## Exercise task
Return every line of the material below that contains the string "rotate".

## Supplied data
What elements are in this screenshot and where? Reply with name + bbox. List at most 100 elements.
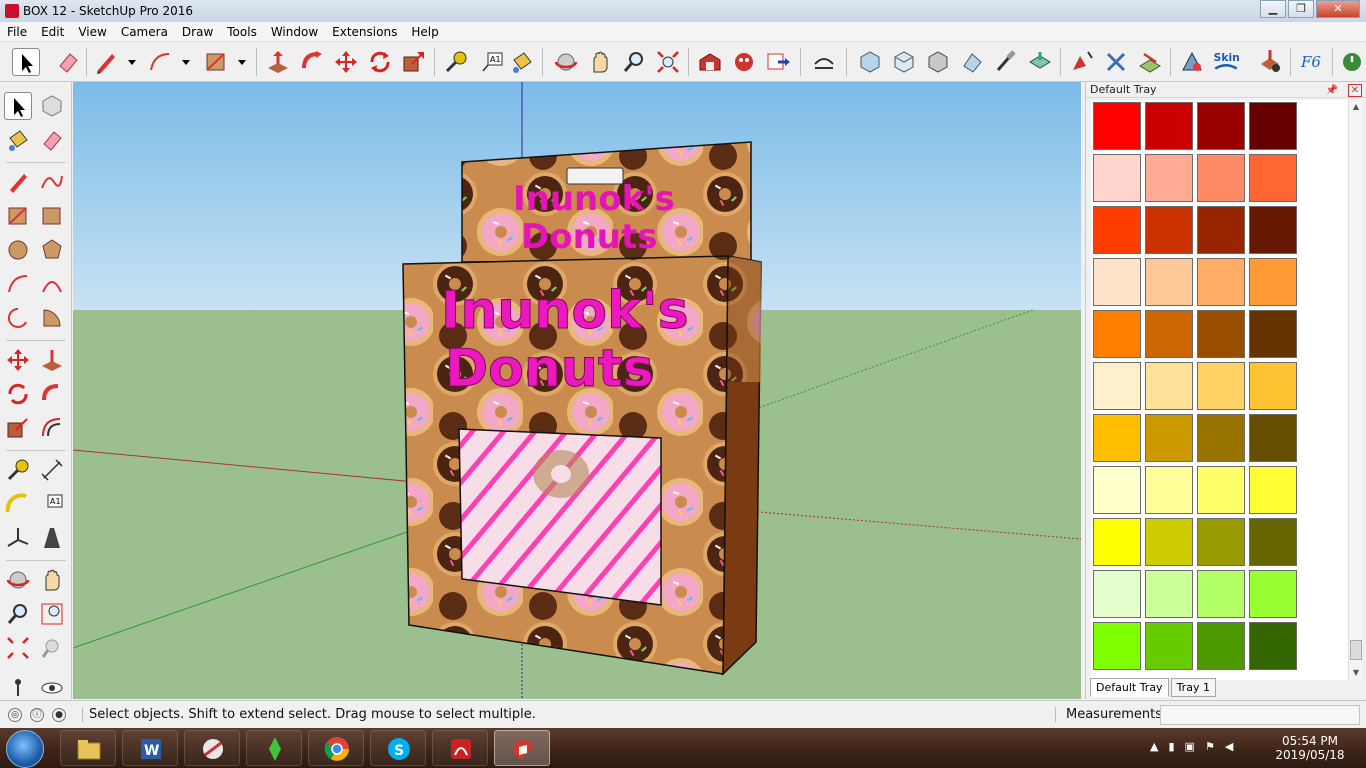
color-swatch[interactable]: [1197, 310, 1245, 358]
fredo-icon[interactable]: F6: [1298, 48, 1326, 76]
rotate-icon[interactable]: [366, 48, 394, 76]
pan-icon[interactable]: [586, 48, 614, 76]
tray-close-icon[interactable]: ✕: [1347, 84, 1362, 97]
color-swatch[interactable]: [1249, 414, 1297, 462]
send-to-layout-icon[interactable]: [764, 48, 792, 76]
color-swatch[interactable]: [1145, 414, 1193, 462]
top-view-icon[interactable]: [890, 48, 918, 76]
color-swatch[interactable]: [1093, 206, 1141, 254]
color-swatch[interactable]: [1145, 102, 1193, 150]
start-button-icon[interactable]: [6, 730, 44, 768]
menu-draw[interactable]: Draw: [175, 25, 220, 39]
modeling-viewport[interactable]: Inunok's Donuts Inunok's Donuts: [73, 82, 1081, 699]
follow-me-icon[interactable]: [298, 48, 326, 76]
joint-push-pull-icon[interactable]: [1136, 48, 1164, 76]
color-swatch[interactable]: [1197, 258, 1245, 306]
freehand-tool-icon[interactable]: [38, 168, 66, 196]
component-stats-icon[interactable]: [1256, 48, 1284, 76]
color-swatch[interactable]: [1249, 154, 1297, 202]
make-component-icon[interactable]: [38, 92, 66, 120]
color-swatch[interactable]: [1197, 622, 1245, 670]
user-icon[interactable]: ●: [52, 707, 66, 722]
zoom-tool-icon[interactable]: [4, 600, 32, 628]
vray-icon[interactable]: [1178, 48, 1206, 76]
weld-icon[interactable]: [1102, 48, 1130, 76]
file-explorer-icon[interactable]: [60, 730, 116, 766]
eraser-tool-icon[interactable]: [38, 126, 66, 154]
menu-window[interactable]: Window: [264, 25, 325, 39]
color-swatch[interactable]: [1145, 154, 1193, 202]
sims-icon[interactable]: [246, 730, 302, 766]
menu-tools[interactable]: Tools: [220, 25, 264, 39]
arc-dropdown-icon[interactable]: [172, 48, 190, 76]
menu-edit[interactable]: Edit: [34, 25, 71, 39]
look-around-tool-icon[interactable]: [38, 674, 66, 702]
color-swatch[interactable]: [1093, 518, 1141, 566]
offset-tool-icon[interactable]: [38, 414, 66, 442]
menu-file[interactable]: File: [0, 25, 34, 39]
tray-scrollbar[interactable]: ▲ ▼: [1348, 100, 1362, 680]
power-icon[interactable]: [1338, 48, 1366, 76]
menu-camera[interactable]: Camera: [114, 25, 175, 39]
color-swatch[interactable]: [1145, 206, 1193, 254]
word-icon[interactable]: W: [122, 730, 178, 766]
rotate-tool-icon[interactable]: [4, 380, 32, 408]
previous-view-tool-icon[interactable]: [38, 634, 66, 662]
color-swatch[interactable]: [1249, 102, 1297, 150]
pencil-dropdown-icon[interactable]: [118, 48, 136, 76]
pan-tool-icon[interactable]: [38, 566, 66, 594]
sketchup-style-icon[interactable]: [184, 730, 240, 766]
three-point-arc-tool-icon[interactable]: [4, 304, 32, 332]
signal-icon[interactable]: ▮: [1168, 740, 1174, 753]
color-swatch[interactable]: [1249, 362, 1297, 410]
warehouse-icon[interactable]: [696, 48, 724, 76]
paint-bucket-icon[interactable]: [508, 48, 536, 76]
scale-tool-icon[interactable]: [4, 414, 32, 442]
show-hidden-icon[interactable]: ▲: [1150, 740, 1158, 753]
move-tool-icon[interactable]: [4, 346, 32, 374]
iso-view-icon[interactable]: [856, 48, 884, 76]
color-swatch[interactable]: [1249, 466, 1297, 514]
menu-view[interactable]: View: [71, 25, 113, 39]
right-view-icon[interactable]: [958, 48, 986, 76]
device-icon[interactable]: ▣: [1185, 740, 1195, 753]
color-swatch[interactable]: [1093, 570, 1141, 618]
orbit-tool-icon[interactable]: [4, 566, 32, 594]
tape-measure-icon[interactable]: [442, 48, 470, 76]
maximize-icon[interactable]: ❐: [1288, 0, 1314, 18]
clock[interactable]: 05:54 PM 2019/05/18: [1270, 734, 1350, 762]
dimension-tool-icon[interactable]: [38, 456, 66, 484]
circle-tool-icon[interactable]: [4, 236, 32, 264]
color-swatch[interactable]: [1197, 518, 1245, 566]
tab-tray-1[interactable]: Tray 1: [1170, 678, 1216, 697]
push-pull-icon[interactable]: [264, 48, 292, 76]
color-swatch[interactable]: [1145, 362, 1193, 410]
paint-bucket-tool-icon[interactable]: [4, 126, 32, 154]
pin-icon[interactable]: 📌: [1326, 85, 1338, 96]
sketchup-icon[interactable]: [494, 730, 550, 766]
color-swatch[interactable]: [1145, 310, 1193, 358]
color-swatch[interactable]: [1197, 206, 1245, 254]
line-tool-icon[interactable]: [4, 168, 32, 196]
zoom-extents-icon[interactable]: [654, 48, 682, 76]
push-pull-tool-icon[interactable]: [38, 346, 66, 374]
follow-me-tool-icon[interactable]: [38, 380, 66, 408]
color-swatch[interactable]: [1249, 258, 1297, 306]
color-swatch[interactable]: [1145, 518, 1193, 566]
color-swatch[interactable]: [1197, 414, 1245, 462]
move-icon[interactable]: [332, 48, 360, 76]
orbit-icon[interactable]: [552, 48, 580, 76]
axes-tool-icon[interactable]: [4, 524, 32, 552]
rectangle-tool-icon[interactable]: [4, 202, 32, 230]
color-swatch[interactable]: [1093, 414, 1141, 462]
text-tool-icon[interactable]: A1: [38, 490, 66, 518]
arc-icon[interactable]: [146, 48, 174, 76]
scroll-down-icon[interactable]: ▼: [1349, 666, 1363, 680]
color-swatch[interactable]: [1145, 258, 1193, 306]
polygon-tool-icon[interactable]: [38, 236, 66, 264]
color-swatch[interactable]: [1197, 102, 1245, 150]
zoom-extents-tool-icon[interactable]: [4, 634, 32, 662]
flag-icon[interactable]: ⚑: [1205, 740, 1215, 753]
3d-text-tool-icon[interactable]: [38, 524, 66, 552]
sandbox-icon[interactable]: [810, 48, 838, 76]
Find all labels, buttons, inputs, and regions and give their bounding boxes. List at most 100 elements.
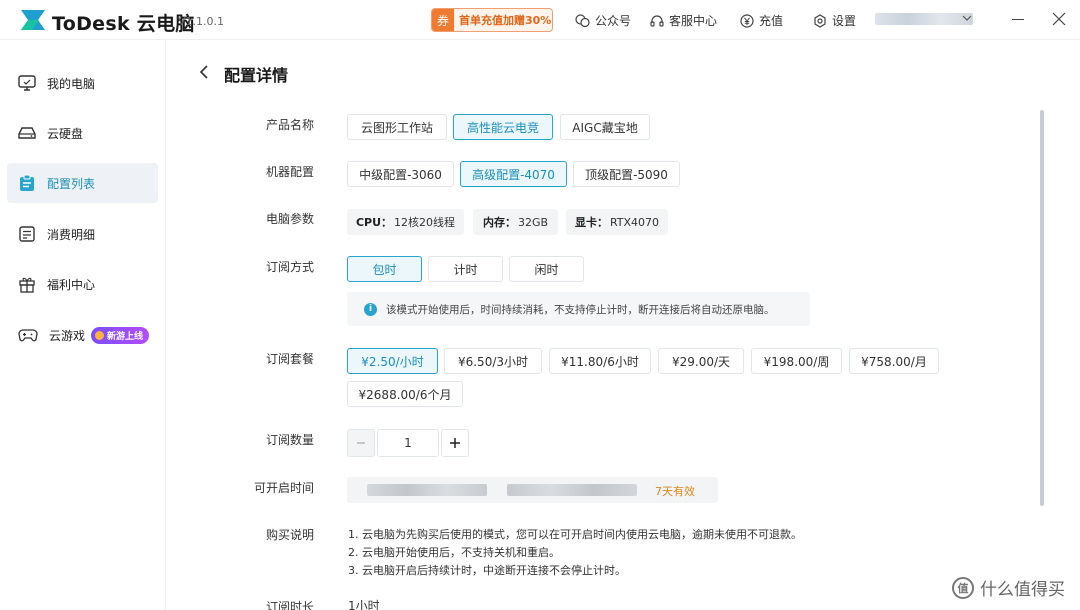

## Complete answer
rotate-icon[interactable]: [366, 48, 394, 76]
rotate-tool-icon[interactable]: [4, 380, 32, 408]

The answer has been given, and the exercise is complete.